__DATA RECORDS__:
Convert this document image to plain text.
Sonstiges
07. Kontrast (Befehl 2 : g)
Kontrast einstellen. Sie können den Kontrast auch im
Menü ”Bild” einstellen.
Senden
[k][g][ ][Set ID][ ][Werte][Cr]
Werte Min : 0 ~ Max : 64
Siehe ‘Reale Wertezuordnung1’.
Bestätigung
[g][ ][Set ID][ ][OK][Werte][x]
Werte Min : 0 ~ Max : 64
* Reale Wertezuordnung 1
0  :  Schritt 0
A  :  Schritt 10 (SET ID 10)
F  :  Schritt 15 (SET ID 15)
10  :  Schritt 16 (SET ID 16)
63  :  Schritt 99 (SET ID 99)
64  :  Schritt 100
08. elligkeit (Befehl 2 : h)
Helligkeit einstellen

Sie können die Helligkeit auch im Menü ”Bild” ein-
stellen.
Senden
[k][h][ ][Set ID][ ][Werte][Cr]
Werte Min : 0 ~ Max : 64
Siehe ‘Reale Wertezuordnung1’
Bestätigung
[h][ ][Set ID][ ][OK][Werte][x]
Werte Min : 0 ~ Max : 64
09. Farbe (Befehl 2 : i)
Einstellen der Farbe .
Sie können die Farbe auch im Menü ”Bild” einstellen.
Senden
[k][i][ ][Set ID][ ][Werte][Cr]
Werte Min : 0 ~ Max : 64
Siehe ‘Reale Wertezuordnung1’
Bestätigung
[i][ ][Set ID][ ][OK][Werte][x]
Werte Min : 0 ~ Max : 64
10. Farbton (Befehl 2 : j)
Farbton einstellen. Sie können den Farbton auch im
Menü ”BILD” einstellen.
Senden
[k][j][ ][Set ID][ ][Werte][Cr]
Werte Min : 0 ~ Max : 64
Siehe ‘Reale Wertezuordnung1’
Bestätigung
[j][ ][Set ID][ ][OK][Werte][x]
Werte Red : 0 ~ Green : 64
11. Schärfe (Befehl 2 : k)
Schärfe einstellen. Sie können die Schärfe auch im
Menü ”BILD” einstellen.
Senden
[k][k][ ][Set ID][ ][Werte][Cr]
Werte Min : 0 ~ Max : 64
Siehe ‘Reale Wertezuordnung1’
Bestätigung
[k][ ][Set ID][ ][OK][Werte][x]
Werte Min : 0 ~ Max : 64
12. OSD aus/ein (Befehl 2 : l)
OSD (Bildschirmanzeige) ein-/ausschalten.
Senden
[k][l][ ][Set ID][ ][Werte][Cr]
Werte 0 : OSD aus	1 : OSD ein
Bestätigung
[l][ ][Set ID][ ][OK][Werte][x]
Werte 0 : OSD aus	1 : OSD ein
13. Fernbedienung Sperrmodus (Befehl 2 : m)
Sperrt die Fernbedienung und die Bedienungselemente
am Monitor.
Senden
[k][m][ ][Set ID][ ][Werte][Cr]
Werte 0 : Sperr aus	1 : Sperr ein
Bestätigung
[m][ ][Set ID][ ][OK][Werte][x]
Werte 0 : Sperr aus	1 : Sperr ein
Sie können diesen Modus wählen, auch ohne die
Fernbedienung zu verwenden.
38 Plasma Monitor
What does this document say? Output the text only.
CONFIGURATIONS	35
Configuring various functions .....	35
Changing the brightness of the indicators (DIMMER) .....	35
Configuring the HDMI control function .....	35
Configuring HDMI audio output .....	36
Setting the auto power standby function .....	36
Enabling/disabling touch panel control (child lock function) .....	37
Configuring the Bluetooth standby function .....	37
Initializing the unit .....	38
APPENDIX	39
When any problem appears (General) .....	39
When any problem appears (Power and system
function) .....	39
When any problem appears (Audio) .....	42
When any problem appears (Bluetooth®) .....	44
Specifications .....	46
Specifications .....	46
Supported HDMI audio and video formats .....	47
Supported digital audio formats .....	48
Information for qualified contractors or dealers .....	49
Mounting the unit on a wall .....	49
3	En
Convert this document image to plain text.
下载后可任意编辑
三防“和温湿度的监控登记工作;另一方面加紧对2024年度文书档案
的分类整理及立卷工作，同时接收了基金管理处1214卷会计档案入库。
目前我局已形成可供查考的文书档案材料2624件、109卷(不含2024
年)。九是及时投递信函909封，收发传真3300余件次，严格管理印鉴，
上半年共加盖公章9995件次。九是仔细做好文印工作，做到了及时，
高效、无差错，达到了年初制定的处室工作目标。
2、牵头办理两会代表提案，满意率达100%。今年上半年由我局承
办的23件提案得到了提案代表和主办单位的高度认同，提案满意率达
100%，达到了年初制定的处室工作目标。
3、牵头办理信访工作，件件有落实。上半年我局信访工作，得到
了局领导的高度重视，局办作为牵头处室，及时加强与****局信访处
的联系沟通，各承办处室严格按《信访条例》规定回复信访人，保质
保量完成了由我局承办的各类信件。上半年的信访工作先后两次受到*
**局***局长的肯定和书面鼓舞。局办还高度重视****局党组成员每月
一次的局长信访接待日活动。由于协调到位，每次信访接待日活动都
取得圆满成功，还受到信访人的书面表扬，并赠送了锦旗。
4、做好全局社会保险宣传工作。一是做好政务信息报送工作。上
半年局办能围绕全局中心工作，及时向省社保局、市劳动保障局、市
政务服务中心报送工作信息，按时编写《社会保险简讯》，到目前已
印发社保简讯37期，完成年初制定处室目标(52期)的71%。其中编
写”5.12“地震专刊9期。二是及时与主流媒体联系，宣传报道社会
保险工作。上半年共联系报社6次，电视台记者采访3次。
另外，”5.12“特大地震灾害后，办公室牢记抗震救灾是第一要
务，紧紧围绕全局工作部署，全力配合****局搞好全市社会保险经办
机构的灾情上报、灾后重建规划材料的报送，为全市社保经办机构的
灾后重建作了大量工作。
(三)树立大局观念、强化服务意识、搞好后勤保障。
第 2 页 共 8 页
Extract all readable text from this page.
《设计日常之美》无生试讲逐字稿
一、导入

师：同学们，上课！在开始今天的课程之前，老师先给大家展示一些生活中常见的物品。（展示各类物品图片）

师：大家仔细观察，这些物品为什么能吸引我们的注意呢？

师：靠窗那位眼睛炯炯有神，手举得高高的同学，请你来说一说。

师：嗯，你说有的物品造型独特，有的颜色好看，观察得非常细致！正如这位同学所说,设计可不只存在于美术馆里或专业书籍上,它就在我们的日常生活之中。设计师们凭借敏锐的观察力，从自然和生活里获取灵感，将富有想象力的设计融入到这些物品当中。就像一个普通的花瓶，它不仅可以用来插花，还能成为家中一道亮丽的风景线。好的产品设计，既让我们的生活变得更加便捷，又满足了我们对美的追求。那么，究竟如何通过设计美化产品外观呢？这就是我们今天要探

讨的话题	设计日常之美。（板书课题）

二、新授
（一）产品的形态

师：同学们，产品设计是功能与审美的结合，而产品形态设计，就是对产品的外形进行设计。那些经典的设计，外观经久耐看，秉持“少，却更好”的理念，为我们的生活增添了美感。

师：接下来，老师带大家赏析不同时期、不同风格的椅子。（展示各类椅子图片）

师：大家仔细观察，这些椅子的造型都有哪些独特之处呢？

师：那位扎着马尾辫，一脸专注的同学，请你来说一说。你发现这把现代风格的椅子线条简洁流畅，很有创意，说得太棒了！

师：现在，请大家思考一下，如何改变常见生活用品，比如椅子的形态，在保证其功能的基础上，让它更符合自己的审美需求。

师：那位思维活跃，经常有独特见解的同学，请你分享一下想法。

__WHAT YOU ARE ASKED TO DO__: Exactly as shown above, return every record.

__OUTPUT__:
Convert this document image to plain text.
Sonstiges
07. Kontrast (Befehl 2 : g)
Kontrast einstellen. Sie können den Kontrast auch im
Menü ”Bild” einstellen.
Senden
[k][g][ ][Set ID][ ][Werte][Cr]
Werte Min : 0 ~ Max : 64
Siehe ‘Reale Wertezuordnung1’.
Bestätigung
[g][ ][Set ID][ ][OK][Werte][x]
Werte Min : 0 ~ Max : 64
* Reale Wertezuordnung 1
0  :  Schritt 0
A  :  Schritt 10 (SET ID 10)
F  :  Schritt 15 (SET ID 15)
10  :  Schritt 16 (SET ID 16)
63  :  Schritt 99 (SET ID 99)
64  :  Schritt 100
08. elligkeit (Befehl 2 : h)
Helligkeit einstellen

Sie können die Helligkeit auch im Menü ”Bild” ein-
stellen.
Senden
[k][h][ ][Set ID][ ][Werte][Cr]
Werte Min : 0 ~ Max : 64
Siehe ‘Reale Wertezuordnung1’
Bestätigung
[h][ ][Set ID][ ][OK][Werte][x]
Werte Min : 0 ~ Max : 64
09. Farbe (Befehl 2 : i)
Einstellen der Farbe .
Sie können die Farbe auch im Menü ”Bild” einstellen.
Senden
[k][i][ ][Set ID][ ][Werte][Cr]
Werte Min : 0 ~ Max : 64
Siehe ‘Reale Wertezuordnung1’
Bestätigung
[i][ ][Set ID][ ][OK][Werte][x]
Werte Min : 0 ~ Max : 64
10. Farbton (Befehl 2 : j)
Farbton einstellen. Sie können den Farbton auch im
Menü ”BILD” einstellen.
Senden
[k][j][ ][Set ID][ ][Werte][Cr]
Werte Min : 0 ~ Max : 64
Siehe ‘Reale Wertezuordnung1’
Bestätigung
[j][ ][Set ID][ ][OK][Werte][x]
Werte Red : 0 ~ Green : 64
11. Schärfe (Befehl 2 : k)
Schärfe einstellen. Sie können die Schärfe auch im
Menü ”BILD” einstellen.
Senden
[k][k][ ][Set ID][ ][Werte][Cr]
Werte Min : 0 ~ Max : 64
Siehe ‘Reale Wertezuordnung1’
Bestätigung
[k][ ][Set ID][ ][OK][Werte][x]
Werte Min : 0 ~ Max : 64
12. OSD aus/ein (Befehl 2 : l)
OSD (Bildschirmanzeige) ein-/ausschalten.
Senden
[k][l][ ][Set ID][ ][Werte][Cr]
Werte 0 : OSD aus	1 : OSD ein
Bestätigung
[l][ ][Set ID][ ][OK][Werte][x]
Werte 0 : OSD aus	1 : OSD ein
13. Fernbedienung Sperrmodus (Befehl 2 : m)
Sperrt die Fernbedienung und die Bedienungselemente
am Monitor.
Senden
[k][m][ ][Set ID][ ][Werte][Cr]
Werte 0 : Sperr aus	1 : Sperr ein
Bestätigung
[m][ ][Set ID][ ][OK][Werte][x]
Werte 0 : Sperr aus	1 : Sperr ein
Sie können diesen Modus wählen, auch ohne die
Fernbedienung zu verwenden.
38 Plasma Monitor
What does this document say? Output the text only.
CONFIGURATIONS	35
Configuring various functions .....	35
Changing the brightness of the indicators (DIMMER) .....	35
Configuring the HDMI control function .....	35
Configuring HDMI audio output .....	36
Setting the auto power standby function .....	36
Enabling/disabling touch panel control (child lock function) .....	37
Configuring the Bluetooth standby function .....	37
Initializing the unit .....	38
APPENDIX	39
When any problem appears (General) .....	39
When any problem appears (Power and system
function) .....	39
When any problem appears (Audio) .....	42
When any problem appears (Bluetooth®) .....	44
Specifications .....	46
Specifications .....	46
Supported HDMI audio and video formats .....	47
Supported digital audio formats .....	48
Information for qualified contractors or dealers .....	49
Mounting the unit on a wall .....	49
3	En
Convert this document image to plain text.
下载后可任意编辑
三防“和温湿度的监控登记工作;另一方面加紧对2024年度文书档案
的分类整理及立卷工作，同时接收了基金管理处1214卷会计档案入库。
目前我局已形成可供查考的文书档案材料2624件、109卷(不含2024
年)。九是及时投递信函909封，收发传真3300余件次，严格管理印鉴，
上半年共加盖公章9995件次。九是仔细做好文印工作，做到了及时，
高效、无差错，达到了年初制定的处室工作目标。
2、牵头办理两会代表提案，满意率达100%。今年上半年由我局承
办的23件提案得到了提案代表和主办单位的高度认同，提案满意率达
100%，达到了年初制定的处室工作目标。
3、牵头办理信访工作，件件有落实。上半年我局信访工作，得到
了局领导的高度重视，局办作为牵头处室，及时加强与****局信访处
的联系沟通，各承办处室严格按《信访条例》规定回复信访人，保质
保量完成了由我局承办的各类信件。上半年的信访工作先后两次受到*
**局***局长的肯定和书面鼓舞。局办还高度重视****局党组成员每月
一次的局长信访接待日活动。由于协调到位，每次信访接待日活动都
取得圆满成功，还受到信访人的书面表扬，并赠送了锦旗。
4、做好全局社会保险宣传工作。一是做好政务信息报送工作。上
半年局办能围绕全局中心工作，及时向省社保局、市劳动保障局、市
政务服务中心报送工作信息，按时编写《社会保险简讯》，到目前已
印发社保简讯37期，完成年初制定处室目标(52期)的71%。其中编
写”5.12“地震专刊9期。二是及时与主流媒体联系，宣传报道社会
保险工作。上半年共联系报社6次，电视台记者采访3次。
另外，”5.12“特大地震灾害后，办公室牢记抗震救灾是第一要
务，紧紧围绕全局工作部署，全力配合****局搞好全市社会保险经办
机构的灾情上报、灾后重建规划材料的报送，为全市社保经办机构的
灾后重建作了大量工作。
(三)树立大局观念、强化服务意识、搞好后勤保障。
第 2 页 共 8 页
Extract all readable text from this page.
《设计日常之美》无生试讲逐字稿
一、导入

师：同学们，上课！在开始今天的课程之前，老师先给大家展示一些生活中常见的物品。（展示各类物品图片）

师：大家仔细观察，这些物品为什么能吸引我们的注意呢？

师：靠窗那位眼睛炯炯有神，手举得高高的同学，请你来说一说。

师：嗯，你说有的物品造型独特，有的颜色好看，观察得非常细致！正如这位同学所说,设计可不只存在于美术馆里或专业书籍上,它就在我们的日常生活之中。设计师们凭借敏锐的观察力，从自然和生活里获取灵感，将富有想象力的设计融入到这些物品当中。就像一个普通的花瓶，它不仅可以用来插花，还能成为家中一道亮丽的风景线。好的产品设计，既让我们的生活变得更加便捷，又满足了我们对美的追求。那么，究竟如何通过设计美化产品外观呢？这就是我们今天要探

讨的话题	设计日常之美。（板书课题）

二、新授
（一）产品的形态

师：同学们，产品设计是功能与审美的结合，而产品形态设计，就是对产品的外形进行设计。那些经典的设计，外观经久耐看，秉持“少，却更好”的理念，为我们的生活增添了美感。

师：接下来，老师带大家赏析不同时期、不同风格的椅子。（展示各类椅子图片）

师：大家仔细观察，这些椅子的造型都有哪些独特之处呢？

师：那位扎着马尾辫，一脸专注的同学，请你来说一说。你发现这把现代风格的椅子线条简洁流畅，很有创意，说得太棒了！

师：现在，请大家思考一下，如何改变常见生活用品，比如椅子的形态，在保证其功能的基础上，让它更符合自己的审美需求。

师：那位思维活跃，经常有独特见解的同学，请你分享一下想法。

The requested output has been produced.